Exercise details
Select every line below containing the word "other".

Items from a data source
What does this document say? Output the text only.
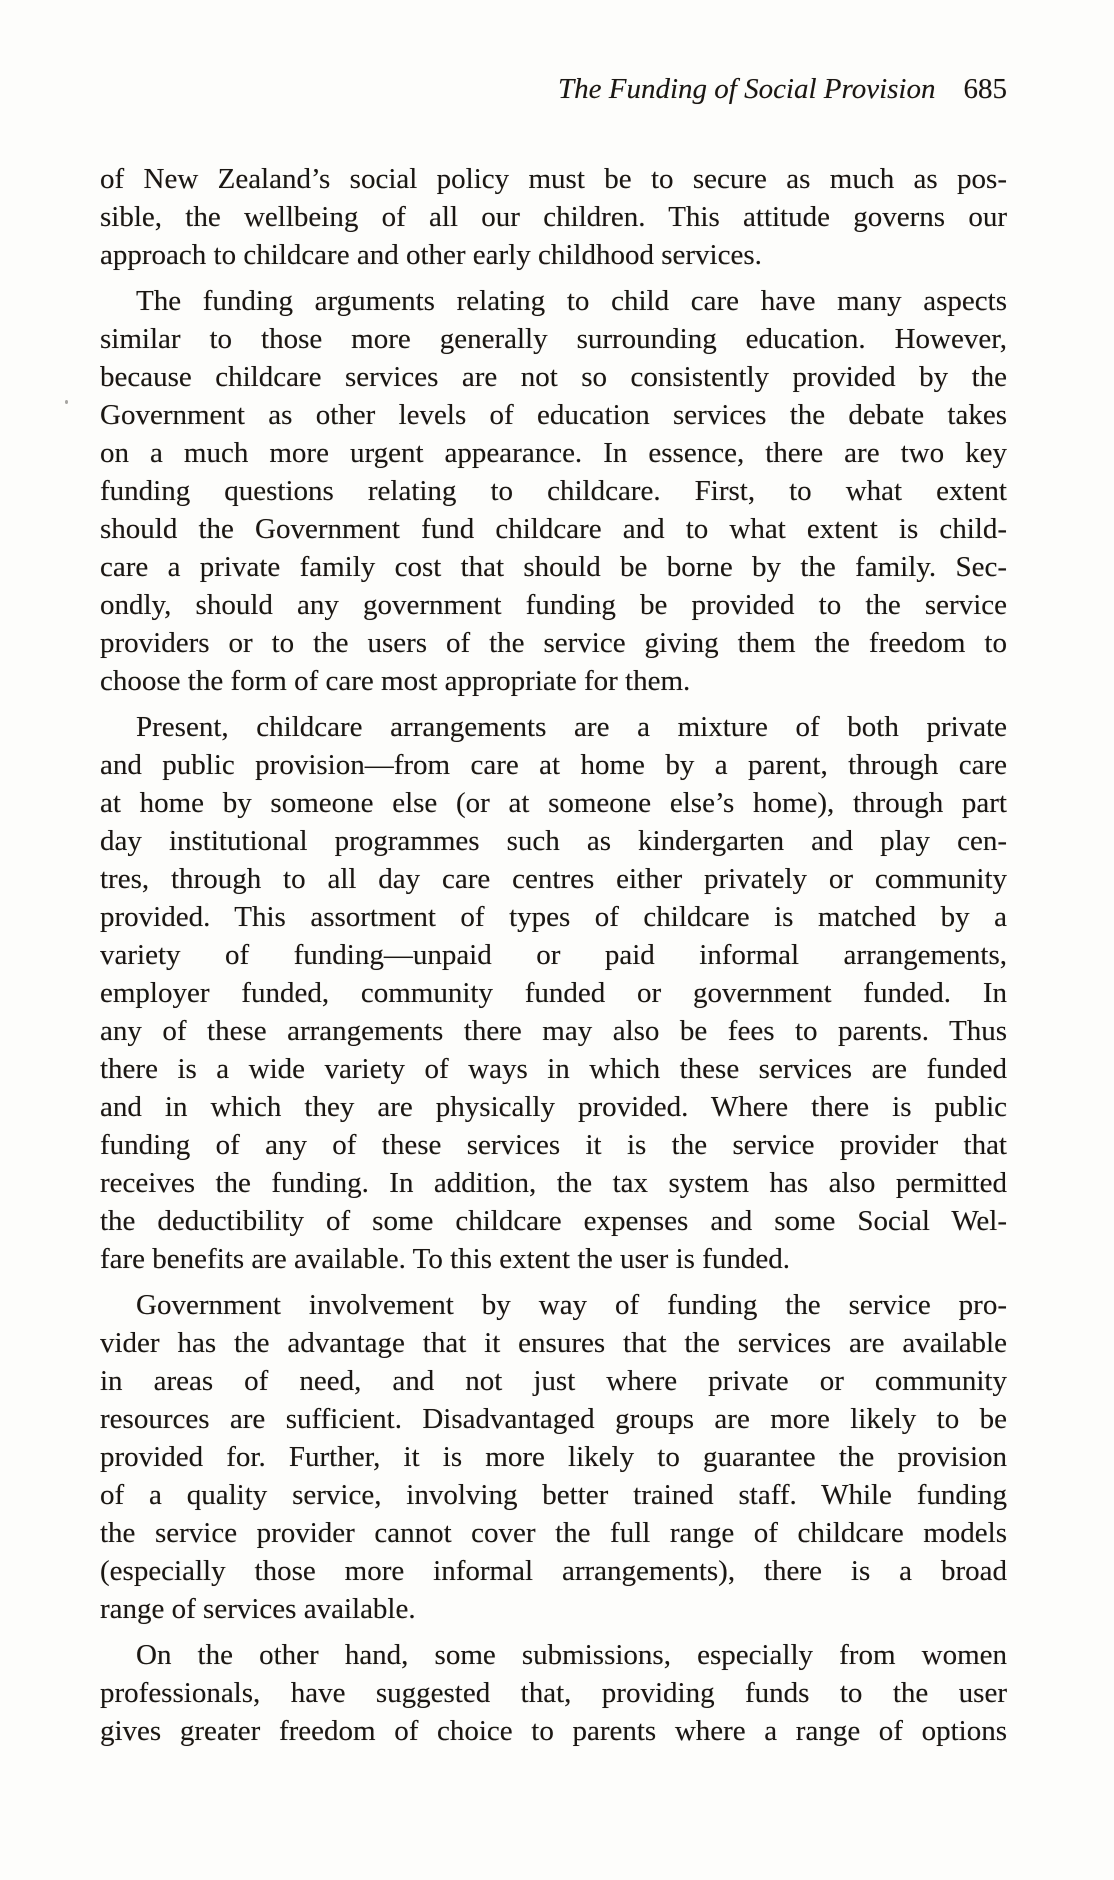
The Funding of Social Provision 685
of New Zealand’s social policy must be to secure as much as pos-
sible, the wellbeing of all our children. This attitude governs our
approach to childcare and other early childhood services.
The funding arguments relating to child care have many aspects
similar to those more generally surrounding education. However,
because childcare services are not so consistently provided by the
Government as other levels of education services the debate takes
on a much more urgent appearance. In essence, there are two key
funding questions relating to childcare. First, to what extent
should the Government fund childcare and to what extent is child-
care a private family cost that should be borne by the family. Sec-
ondly, should any government funding be provided to the service
providers or to the users of the service giving them the freedom to
choose the form of care most appropriate for them.
Present, childcare arrangements are a mixture of both private
and public provision—from care at home by a parent, through care
at home by someone else (or at someone else’s home), through part
day institutional programmes such as kindergarten and play cen-
tres, through to all day care centres either privately or community
provided. This assortment of types of childcare is matched by a
variety of funding—unpaid or paid informal arrangements,
employer funded, community funded or government funded. In
any of these arrangements there may also be fees to parents. Thus
there is a wide variety of ways in which these services are funded
and in which they are physically provided. Where there is public
funding of any of these services it is the service provider that
receives the funding. In addition, the tax system has also permitted
the deductibility of some childcare expenses and some Social Wel-
fare benefits are available. To this extent the user is funded.
Government involvement by way of funding the service pro-
vider has the advantage that it ensures that the services are available
in areas of need, and not just where private or community
resources are sufficient. Disadvantaged groups are more likely to be
provided for. Further, it is more likely to guarantee the provision
of a quality service, involving better trained staff. While funding
the service provider cannot cover the full range of childcare models
(especially those more informal arrangements), there is a broad
range of services available.
On the other hand, some submissions, especially from women
professionals, have suggested that, providing funds to the user
gives greater freedom of choice to parents where a range of options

The output
approach to childcare and other early childhood services.
Government as other levels of education services the debate takes
On the other hand, some submissions, especially from women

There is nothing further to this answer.